Where does the string "text" appear? Copy every line of the entries below that holds it.

- **DATA ROWS**:
****************

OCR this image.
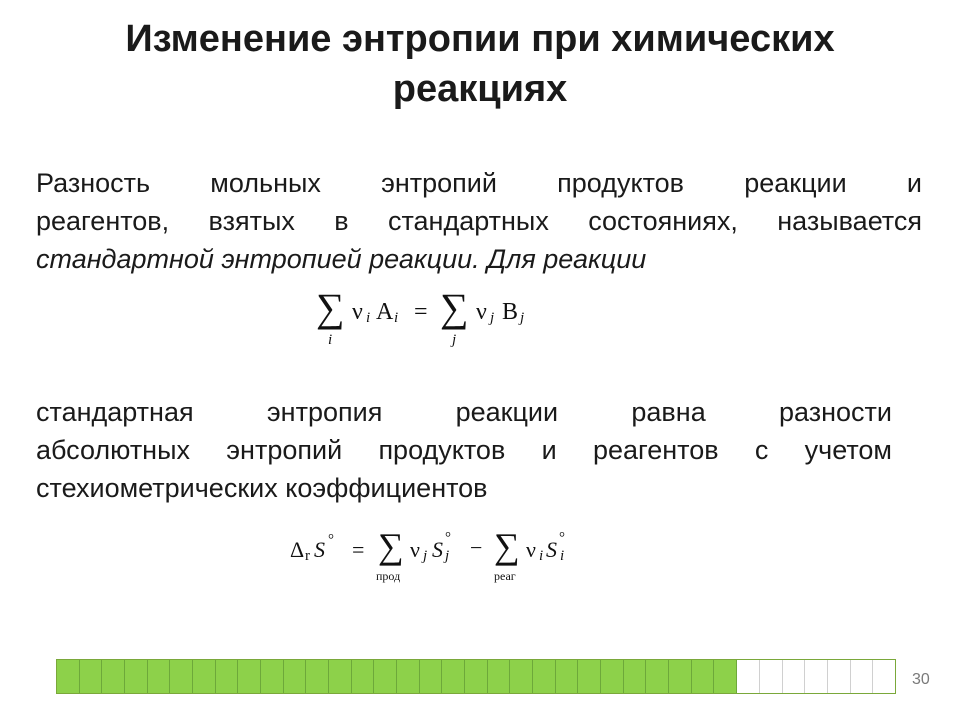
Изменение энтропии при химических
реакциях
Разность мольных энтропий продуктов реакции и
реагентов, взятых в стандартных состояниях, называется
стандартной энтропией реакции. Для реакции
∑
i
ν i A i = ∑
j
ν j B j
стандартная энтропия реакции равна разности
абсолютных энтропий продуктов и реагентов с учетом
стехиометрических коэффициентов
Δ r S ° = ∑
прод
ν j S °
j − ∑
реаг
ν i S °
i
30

****************

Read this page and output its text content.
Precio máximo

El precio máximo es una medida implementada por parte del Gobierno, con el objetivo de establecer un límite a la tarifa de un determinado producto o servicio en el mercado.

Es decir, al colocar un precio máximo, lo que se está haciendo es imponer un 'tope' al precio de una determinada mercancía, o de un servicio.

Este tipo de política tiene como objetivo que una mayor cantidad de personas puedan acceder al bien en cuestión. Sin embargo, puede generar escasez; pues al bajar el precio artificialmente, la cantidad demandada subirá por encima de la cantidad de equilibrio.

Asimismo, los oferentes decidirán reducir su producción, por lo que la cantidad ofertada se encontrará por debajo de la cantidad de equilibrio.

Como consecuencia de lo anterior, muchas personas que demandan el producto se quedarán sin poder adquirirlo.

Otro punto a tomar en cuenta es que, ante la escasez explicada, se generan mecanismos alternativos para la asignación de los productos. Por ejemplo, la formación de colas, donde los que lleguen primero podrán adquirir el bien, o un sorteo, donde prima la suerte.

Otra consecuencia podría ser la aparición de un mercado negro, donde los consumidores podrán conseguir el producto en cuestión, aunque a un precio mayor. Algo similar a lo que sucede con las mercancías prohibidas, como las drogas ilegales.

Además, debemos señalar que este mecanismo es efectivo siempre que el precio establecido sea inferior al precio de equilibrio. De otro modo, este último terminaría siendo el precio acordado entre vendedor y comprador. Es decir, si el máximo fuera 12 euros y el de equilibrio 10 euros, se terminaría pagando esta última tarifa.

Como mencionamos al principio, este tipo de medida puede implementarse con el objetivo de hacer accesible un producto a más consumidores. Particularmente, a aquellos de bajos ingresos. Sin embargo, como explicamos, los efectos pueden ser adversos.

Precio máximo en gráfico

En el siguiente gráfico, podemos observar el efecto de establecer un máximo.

****************

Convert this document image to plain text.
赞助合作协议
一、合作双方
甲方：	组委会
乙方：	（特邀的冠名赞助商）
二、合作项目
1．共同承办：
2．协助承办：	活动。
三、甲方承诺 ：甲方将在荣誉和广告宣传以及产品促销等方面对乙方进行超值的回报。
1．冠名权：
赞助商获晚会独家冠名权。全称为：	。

****************

- **FULL OUTPUT**:
Read this page and output its text content.
Convert this document image to plain text.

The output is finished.